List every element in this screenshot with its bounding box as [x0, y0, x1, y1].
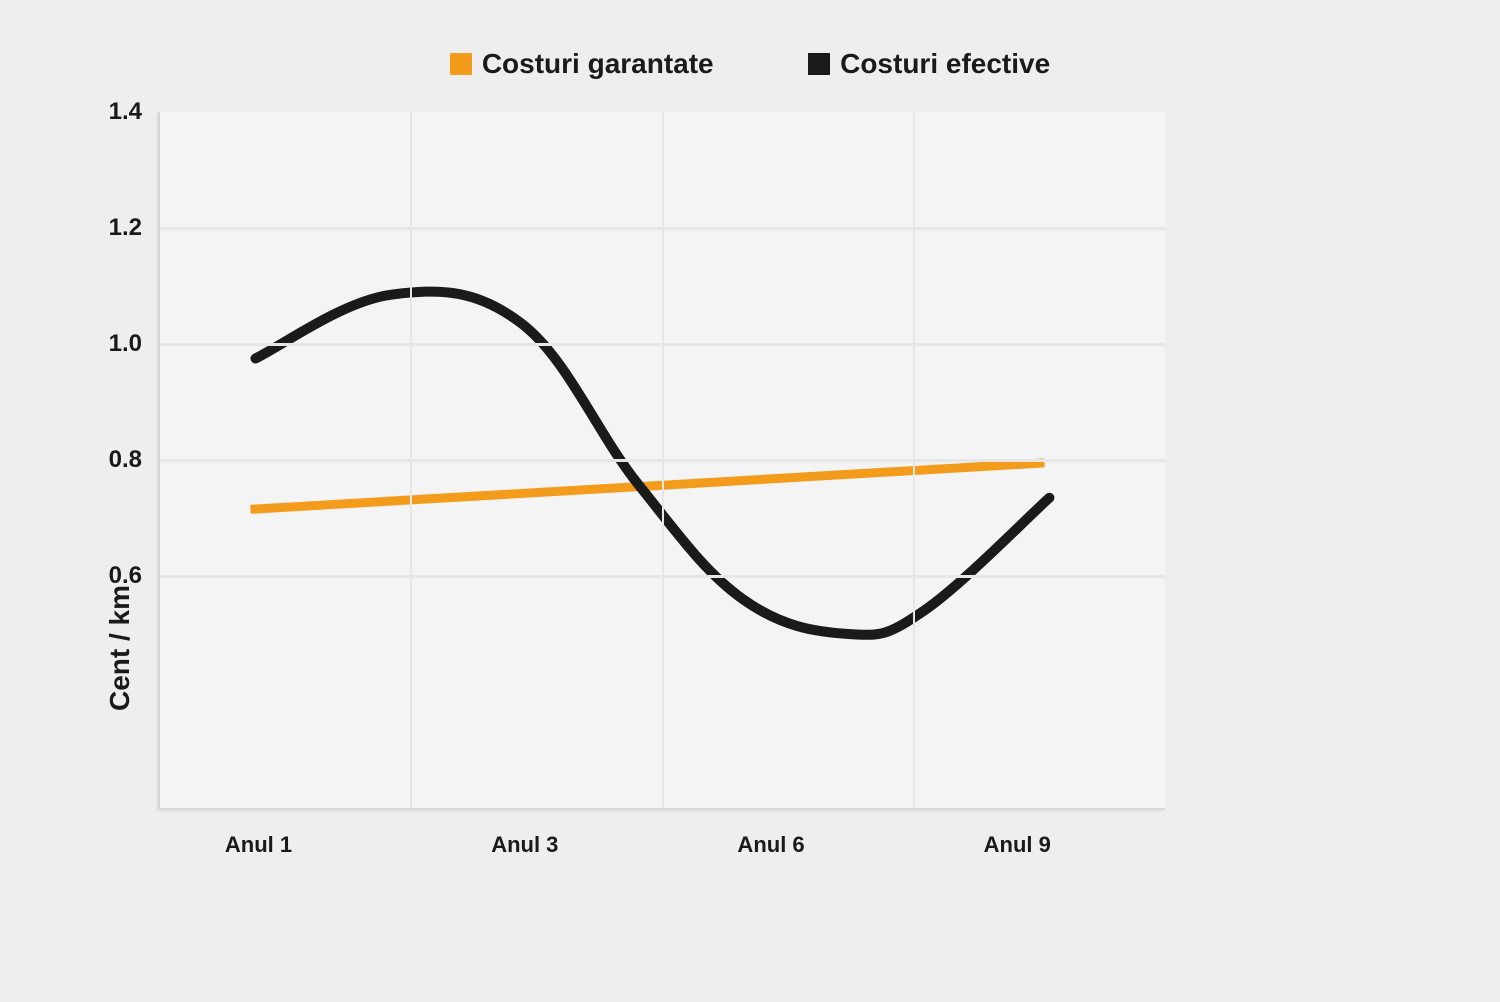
gridline-v: [913, 112, 915, 808]
chart-plot-area: [158, 112, 1165, 810]
legend-label-garantate: Costuri garantate: [482, 48, 714, 80]
y-tick-label: 1.2: [98, 214, 142, 242]
y-tick-label: 0.6: [98, 562, 142, 590]
x-tick-label: Anul 1: [225, 832, 292, 858]
x-tick-label: Anul 6: [737, 832, 804, 858]
y-axis-title: Cent / km: [104, 585, 136, 711]
chart-legend: Costuri garantate Costuri efective: [0, 48, 1500, 80]
legend-swatch-efective: [808, 53, 830, 75]
legend-item-efective: Costuri efective: [808, 48, 1050, 80]
y-tick-label: 1.0: [98, 330, 142, 358]
y-tick-label: 0.8: [98, 446, 142, 474]
gridline-v: [410, 112, 412, 808]
legend-item-garantate: Costuri garantate: [450, 48, 714, 80]
legend-label-efective: Costuri efective: [840, 48, 1050, 80]
gridline-v: [662, 112, 664, 808]
x-tick-label: Anul 9: [984, 832, 1051, 858]
x-tick-label: Anul 3: [491, 832, 558, 858]
y-tick-label: 1.4: [98, 98, 142, 126]
legend-swatch-garantate: [450, 53, 472, 75]
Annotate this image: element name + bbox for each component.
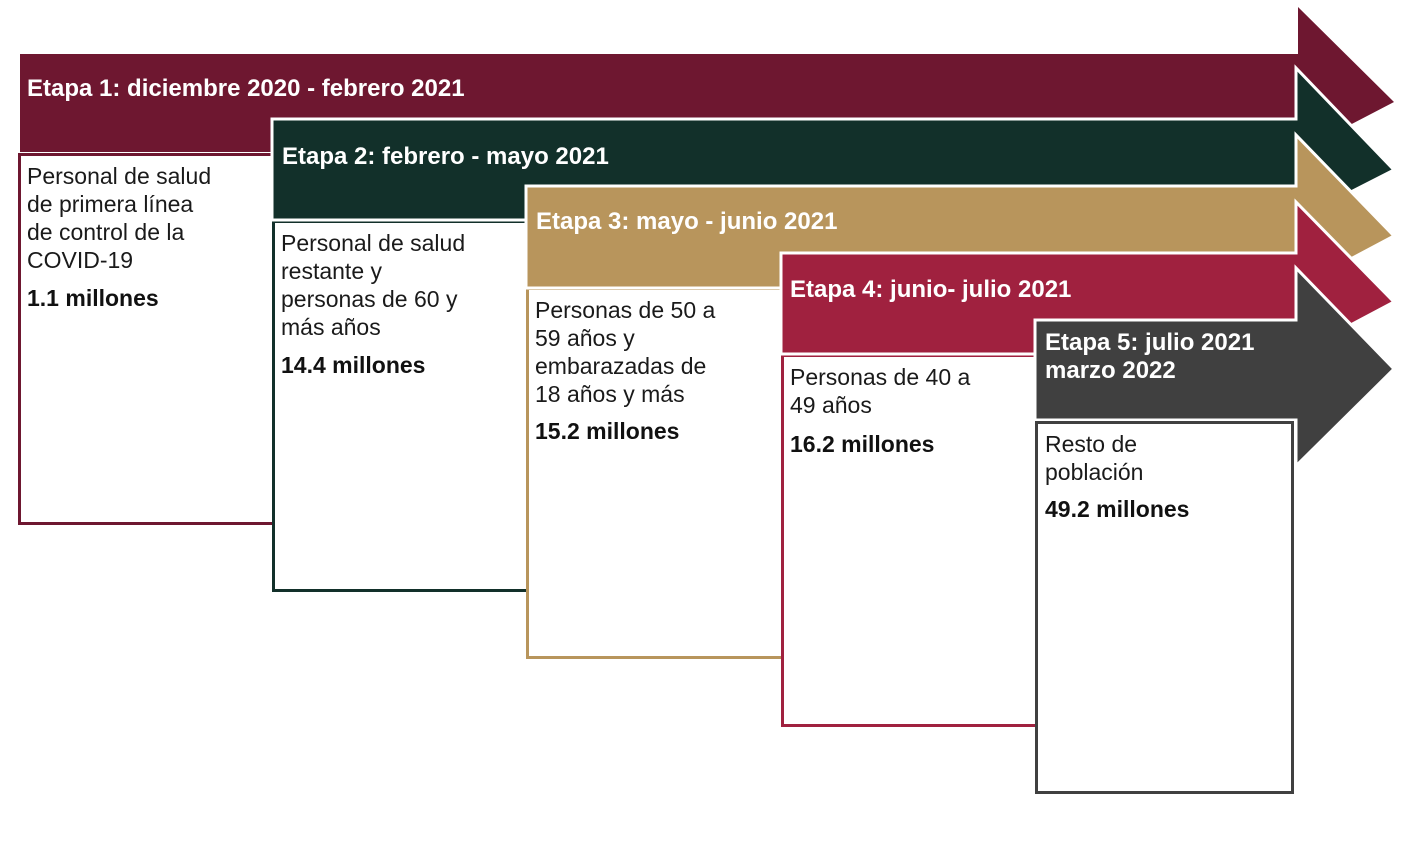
stage-3-description-line-2: 59 años y [535, 325, 635, 351]
stage-5-title-line-1: Etapa 5: julio 2021 [1045, 329, 1255, 356]
stage-5-count: 49.2 millones [1045, 496, 1190, 522]
stage-3-title: Etapa 3: mayo - junio 2021 [536, 208, 838, 235]
stage-4-description-line-1: Personas de 40 a [790, 364, 971, 390]
stage-2-count: 14.4 millones [281, 352, 426, 378]
stage-1-arrow-shape [20, 7, 1394, 152]
stage-5-description-line-1: Resto de [1045, 431, 1138, 457]
stage-1-title: Etapa 1: diciembre 2020 - febrero 2021 [27, 75, 465, 102]
stage-1-description-line-1: Personal de salud [27, 163, 212, 189]
stage-3-description-line-1: Personas de 50 a [535, 297, 716, 323]
stage-4-box [781, 354, 1039, 727]
stage-1-description: Personal de salud de primera línea de co… [27, 162, 267, 274]
stage-2-description-line-2: restante y [281, 258, 382, 284]
stage-4-arrow-shape [779, 198, 1397, 356]
stage-2-arrow-shape [270, 64, 1397, 222]
stage-1-box [18, 153, 276, 525]
stage-5-box [1035, 421, 1294, 794]
stage-1-description-line-4: COVID-19 [27, 247, 134, 273]
stage-4-description-line-2: 49 años [790, 392, 872, 418]
stage-5-description-line-2: población [1045, 459, 1144, 485]
stage-4-count: 16.2 millones [790, 431, 935, 457]
stage-1-description-line-3: de control de la [27, 219, 185, 245]
stage-2-description: Personal de salud restante y personas de… [281, 229, 521, 341]
stage-3-arrow-shape [524, 131, 1397, 290]
stage-5-title: Etapa 5: julio 2021 marzo 2022 [1045, 329, 1254, 385]
stage-2-description-line-4: más años [281, 314, 381, 340]
stage-1-description-line-2: de primera línea [27, 191, 194, 217]
stage-3-count: 15.2 millones [535, 418, 680, 444]
stage-4-title: Etapa 4: junio- julio 2021 [790, 276, 1072, 303]
stage-2-description-line-1: Personal de salud [281, 230, 466, 256]
stage-5-arrow-shape [1033, 264, 1397, 470]
stage-4-description: Personas de 40 a 49 años [790, 363, 1030, 419]
stage-3-description: Personas de 50 a 59 años y embarazadas d… [535, 296, 775, 408]
stage-2-description-line-3: personas de 60 y [281, 286, 458, 312]
stage-3-box [526, 287, 784, 659]
stage-3-description-line-4: 18 años y más [535, 381, 685, 407]
stage-2-title: Etapa 2: febrero - mayo 2021 [282, 143, 609, 170]
stage-1-count: 1.1 millones [27, 285, 159, 311]
stage-3-description-line-3: embarazadas de [535, 353, 707, 379]
stage-5-title-line-2: marzo 2022 [1045, 357, 1176, 384]
stage-5-description: Resto de población [1045, 430, 1285, 486]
******
## Your objective
Rewrite the lines from the one containing "gridline-v: [913, 112, 915, 808]" through the one containing "y-axis-title: Cent / km: [104, 585, 136, 711]", inclusive, changing "x-tick-label" to "x-axis-tick" and keeping everything else the same. Give only those lines.

## Task answer
gridline-v: [913, 112, 915, 808]
chart-plot-area: [158, 112, 1165, 810]
legend-label-garantate: Costuri garantate: [482, 48, 714, 80]
y-tick-label: 1.2: [98, 214, 142, 242]
y-tick-label: 0.6: [98, 562, 142, 590]
x-axis-tick: Anul 1: [225, 832, 292, 858]
x-axis-tick: Anul 6: [737, 832, 804, 858]
y-axis-title: Cent / km: [104, 585, 136, 711]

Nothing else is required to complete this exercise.